#### [Aim]
Give only the number of lines where "poder" occurs.

#### [Input material]

******************************

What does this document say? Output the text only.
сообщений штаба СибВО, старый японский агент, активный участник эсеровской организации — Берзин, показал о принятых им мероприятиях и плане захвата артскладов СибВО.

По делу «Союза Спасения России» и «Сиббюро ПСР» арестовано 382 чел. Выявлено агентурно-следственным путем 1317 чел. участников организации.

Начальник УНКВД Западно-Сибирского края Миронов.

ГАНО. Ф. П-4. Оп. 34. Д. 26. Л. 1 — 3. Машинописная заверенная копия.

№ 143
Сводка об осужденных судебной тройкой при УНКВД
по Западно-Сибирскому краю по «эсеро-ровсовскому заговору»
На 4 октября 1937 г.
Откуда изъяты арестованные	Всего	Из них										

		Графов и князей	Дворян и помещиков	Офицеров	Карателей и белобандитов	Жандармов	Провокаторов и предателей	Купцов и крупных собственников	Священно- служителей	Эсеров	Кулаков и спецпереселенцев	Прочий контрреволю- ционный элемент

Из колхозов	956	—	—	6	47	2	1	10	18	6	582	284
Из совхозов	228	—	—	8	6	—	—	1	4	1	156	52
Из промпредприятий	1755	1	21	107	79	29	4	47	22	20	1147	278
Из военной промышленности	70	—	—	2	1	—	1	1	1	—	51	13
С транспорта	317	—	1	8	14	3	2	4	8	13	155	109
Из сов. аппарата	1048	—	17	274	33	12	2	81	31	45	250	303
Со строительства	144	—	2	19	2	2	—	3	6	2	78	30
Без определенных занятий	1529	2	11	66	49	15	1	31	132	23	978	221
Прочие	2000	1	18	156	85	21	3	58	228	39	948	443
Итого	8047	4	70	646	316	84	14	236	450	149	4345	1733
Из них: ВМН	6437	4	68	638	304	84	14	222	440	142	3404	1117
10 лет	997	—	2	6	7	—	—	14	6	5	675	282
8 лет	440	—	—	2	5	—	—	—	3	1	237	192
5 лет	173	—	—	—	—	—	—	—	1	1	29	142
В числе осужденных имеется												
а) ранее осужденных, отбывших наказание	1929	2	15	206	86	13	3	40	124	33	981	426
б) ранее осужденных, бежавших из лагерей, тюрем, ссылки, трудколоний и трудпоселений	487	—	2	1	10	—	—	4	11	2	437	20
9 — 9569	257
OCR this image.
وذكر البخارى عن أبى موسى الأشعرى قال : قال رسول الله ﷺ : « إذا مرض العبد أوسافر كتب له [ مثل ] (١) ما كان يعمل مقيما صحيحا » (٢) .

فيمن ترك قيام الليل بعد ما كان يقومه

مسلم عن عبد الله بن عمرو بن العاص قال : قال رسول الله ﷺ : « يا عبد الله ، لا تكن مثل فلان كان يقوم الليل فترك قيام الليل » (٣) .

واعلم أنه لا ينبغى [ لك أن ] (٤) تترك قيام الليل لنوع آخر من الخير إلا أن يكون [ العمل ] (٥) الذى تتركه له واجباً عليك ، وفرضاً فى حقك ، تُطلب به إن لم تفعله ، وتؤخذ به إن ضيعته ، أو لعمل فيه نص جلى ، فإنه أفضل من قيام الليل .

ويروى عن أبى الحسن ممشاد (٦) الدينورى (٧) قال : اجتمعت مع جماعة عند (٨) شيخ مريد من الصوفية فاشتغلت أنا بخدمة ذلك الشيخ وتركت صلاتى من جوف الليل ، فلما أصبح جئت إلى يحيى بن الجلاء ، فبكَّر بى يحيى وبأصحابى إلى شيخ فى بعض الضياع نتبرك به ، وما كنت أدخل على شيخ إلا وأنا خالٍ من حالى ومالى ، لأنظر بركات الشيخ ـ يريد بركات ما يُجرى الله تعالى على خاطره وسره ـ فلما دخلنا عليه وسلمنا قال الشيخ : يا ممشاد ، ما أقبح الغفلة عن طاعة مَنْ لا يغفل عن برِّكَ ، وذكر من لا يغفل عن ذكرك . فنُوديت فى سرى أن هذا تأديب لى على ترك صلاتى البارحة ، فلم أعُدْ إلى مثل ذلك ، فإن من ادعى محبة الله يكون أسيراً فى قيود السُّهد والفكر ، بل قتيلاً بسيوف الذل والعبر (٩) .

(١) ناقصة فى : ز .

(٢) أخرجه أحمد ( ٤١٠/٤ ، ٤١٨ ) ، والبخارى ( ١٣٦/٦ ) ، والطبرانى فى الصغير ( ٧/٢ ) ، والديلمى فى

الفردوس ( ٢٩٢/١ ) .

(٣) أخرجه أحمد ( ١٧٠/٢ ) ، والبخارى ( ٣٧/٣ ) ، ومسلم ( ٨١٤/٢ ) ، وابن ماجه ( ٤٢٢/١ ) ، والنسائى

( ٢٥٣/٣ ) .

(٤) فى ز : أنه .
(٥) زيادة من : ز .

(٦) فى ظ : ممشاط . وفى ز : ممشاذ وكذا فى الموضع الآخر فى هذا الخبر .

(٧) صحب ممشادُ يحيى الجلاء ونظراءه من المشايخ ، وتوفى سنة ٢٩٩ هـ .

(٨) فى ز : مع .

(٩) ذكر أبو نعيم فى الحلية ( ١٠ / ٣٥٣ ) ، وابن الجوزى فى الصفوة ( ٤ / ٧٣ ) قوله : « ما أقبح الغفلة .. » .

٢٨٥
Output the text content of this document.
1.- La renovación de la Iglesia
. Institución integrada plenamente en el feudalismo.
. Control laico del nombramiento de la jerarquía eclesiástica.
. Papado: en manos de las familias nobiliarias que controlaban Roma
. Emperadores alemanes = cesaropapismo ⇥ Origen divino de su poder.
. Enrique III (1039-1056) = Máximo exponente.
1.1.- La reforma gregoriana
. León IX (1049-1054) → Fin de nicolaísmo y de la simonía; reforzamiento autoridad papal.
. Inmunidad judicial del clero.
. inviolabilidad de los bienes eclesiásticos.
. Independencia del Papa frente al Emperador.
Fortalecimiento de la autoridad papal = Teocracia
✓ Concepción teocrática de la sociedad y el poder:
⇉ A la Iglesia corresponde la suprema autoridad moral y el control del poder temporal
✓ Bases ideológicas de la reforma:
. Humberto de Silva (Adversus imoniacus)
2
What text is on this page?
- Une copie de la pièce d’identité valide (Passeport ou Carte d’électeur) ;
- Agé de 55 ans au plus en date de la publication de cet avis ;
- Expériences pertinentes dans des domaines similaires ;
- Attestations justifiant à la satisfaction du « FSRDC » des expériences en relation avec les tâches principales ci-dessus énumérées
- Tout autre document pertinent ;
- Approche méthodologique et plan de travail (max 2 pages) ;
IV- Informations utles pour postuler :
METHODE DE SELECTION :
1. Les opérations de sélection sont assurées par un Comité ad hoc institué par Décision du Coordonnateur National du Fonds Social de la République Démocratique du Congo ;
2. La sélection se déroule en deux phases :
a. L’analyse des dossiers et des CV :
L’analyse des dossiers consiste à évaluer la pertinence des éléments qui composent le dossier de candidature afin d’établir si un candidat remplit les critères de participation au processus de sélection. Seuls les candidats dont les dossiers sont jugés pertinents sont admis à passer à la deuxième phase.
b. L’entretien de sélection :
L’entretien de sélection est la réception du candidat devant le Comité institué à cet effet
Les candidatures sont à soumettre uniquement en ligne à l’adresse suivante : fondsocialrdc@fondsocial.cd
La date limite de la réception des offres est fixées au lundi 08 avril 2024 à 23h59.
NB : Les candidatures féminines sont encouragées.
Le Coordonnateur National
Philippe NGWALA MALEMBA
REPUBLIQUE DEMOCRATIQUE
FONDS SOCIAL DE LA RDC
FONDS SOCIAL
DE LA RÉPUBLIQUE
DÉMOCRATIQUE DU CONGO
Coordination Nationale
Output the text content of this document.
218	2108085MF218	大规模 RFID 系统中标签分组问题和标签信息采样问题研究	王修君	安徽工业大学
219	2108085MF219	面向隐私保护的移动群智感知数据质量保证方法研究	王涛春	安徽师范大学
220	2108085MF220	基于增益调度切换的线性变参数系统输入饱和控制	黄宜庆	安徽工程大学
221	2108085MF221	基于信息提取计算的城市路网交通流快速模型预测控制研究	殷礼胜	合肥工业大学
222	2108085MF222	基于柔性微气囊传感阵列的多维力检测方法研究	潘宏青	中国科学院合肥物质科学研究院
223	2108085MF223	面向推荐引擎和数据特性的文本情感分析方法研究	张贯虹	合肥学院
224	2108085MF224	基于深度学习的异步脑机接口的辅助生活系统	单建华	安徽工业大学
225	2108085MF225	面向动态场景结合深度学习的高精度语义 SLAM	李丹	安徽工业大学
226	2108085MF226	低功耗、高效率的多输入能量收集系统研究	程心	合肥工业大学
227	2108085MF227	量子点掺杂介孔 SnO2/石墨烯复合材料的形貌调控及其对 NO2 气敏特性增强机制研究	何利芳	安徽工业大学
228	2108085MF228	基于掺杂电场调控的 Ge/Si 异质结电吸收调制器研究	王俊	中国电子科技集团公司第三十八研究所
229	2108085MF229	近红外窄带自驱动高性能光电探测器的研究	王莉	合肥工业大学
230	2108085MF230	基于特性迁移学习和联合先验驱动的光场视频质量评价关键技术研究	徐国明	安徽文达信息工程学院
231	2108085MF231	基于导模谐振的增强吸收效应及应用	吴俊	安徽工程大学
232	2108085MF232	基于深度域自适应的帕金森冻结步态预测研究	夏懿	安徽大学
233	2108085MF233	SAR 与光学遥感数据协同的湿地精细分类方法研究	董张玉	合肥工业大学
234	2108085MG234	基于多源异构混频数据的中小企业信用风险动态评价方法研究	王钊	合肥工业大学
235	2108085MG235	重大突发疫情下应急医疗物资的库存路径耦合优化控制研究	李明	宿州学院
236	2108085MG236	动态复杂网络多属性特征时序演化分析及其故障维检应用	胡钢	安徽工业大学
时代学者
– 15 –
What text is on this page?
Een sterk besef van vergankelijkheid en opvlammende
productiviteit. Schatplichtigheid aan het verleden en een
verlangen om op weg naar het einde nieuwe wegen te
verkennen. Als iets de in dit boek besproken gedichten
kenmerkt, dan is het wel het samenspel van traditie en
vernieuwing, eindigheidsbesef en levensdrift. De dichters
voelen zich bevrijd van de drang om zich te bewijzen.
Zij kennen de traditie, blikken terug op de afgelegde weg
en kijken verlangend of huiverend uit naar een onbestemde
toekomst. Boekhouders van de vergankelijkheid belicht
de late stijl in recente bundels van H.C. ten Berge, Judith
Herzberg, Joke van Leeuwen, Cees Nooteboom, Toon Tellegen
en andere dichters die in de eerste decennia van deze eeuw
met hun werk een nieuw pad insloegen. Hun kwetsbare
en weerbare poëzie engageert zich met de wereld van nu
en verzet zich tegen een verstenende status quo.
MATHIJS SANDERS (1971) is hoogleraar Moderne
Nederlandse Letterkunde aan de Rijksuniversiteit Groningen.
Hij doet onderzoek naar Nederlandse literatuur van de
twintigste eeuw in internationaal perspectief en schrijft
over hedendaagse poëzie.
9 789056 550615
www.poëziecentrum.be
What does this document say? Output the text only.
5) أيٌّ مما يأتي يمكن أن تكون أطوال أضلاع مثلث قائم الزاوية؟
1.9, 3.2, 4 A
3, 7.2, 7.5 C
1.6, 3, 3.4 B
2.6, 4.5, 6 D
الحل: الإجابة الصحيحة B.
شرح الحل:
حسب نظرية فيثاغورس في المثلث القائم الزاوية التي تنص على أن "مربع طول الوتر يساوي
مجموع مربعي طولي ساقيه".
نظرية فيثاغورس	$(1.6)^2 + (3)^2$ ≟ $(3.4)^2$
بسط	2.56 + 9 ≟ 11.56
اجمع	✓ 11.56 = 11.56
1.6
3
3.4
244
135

******************************

#### [Exercise solution]
3